** BEGIN Data in this exercise **
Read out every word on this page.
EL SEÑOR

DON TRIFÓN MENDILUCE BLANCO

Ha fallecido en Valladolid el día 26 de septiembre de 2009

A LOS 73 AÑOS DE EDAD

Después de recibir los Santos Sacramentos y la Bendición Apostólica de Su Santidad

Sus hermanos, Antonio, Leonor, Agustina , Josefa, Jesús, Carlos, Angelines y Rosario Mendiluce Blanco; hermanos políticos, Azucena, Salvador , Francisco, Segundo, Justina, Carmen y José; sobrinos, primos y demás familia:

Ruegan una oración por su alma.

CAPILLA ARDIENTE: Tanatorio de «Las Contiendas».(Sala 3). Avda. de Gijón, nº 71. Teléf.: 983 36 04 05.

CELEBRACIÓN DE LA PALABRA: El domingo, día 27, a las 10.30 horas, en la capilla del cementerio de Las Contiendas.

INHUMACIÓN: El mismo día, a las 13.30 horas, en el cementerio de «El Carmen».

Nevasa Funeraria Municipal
** END Data in this exercise **
Which lines contain "cementerio"? Copy each of them out.

CELEBRACIÓN DE LA PALABRA: El domingo, día 27, a las 10.30 horas, en la capilla del cementerio de Las Contiendas.
INHUMACIÓN: El mismo día, a las 13.30 horas, en el cementerio de «El Carmen».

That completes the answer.